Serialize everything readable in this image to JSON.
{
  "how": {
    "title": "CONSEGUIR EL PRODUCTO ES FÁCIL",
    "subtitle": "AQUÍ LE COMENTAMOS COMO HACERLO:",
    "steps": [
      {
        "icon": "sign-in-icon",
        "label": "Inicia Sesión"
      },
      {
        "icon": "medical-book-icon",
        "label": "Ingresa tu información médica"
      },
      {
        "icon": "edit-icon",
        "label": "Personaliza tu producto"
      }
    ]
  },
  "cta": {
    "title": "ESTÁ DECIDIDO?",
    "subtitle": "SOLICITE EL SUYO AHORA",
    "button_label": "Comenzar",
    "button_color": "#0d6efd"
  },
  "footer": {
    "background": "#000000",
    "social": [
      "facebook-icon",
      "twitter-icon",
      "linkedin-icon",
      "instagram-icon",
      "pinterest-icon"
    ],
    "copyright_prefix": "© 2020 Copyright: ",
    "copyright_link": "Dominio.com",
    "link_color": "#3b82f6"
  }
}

The task — Locate the lines above that hold the word "icon". Show every one of them.

Exercise answer —
        "icon": "sign-in-icon",
        "icon": "medical-book-icon",
        "icon": "edit-icon",
      "facebook-icon",
      "twitter-icon",
      "linkedin-icon",
      "instagram-icon",
      "pinterest-icon"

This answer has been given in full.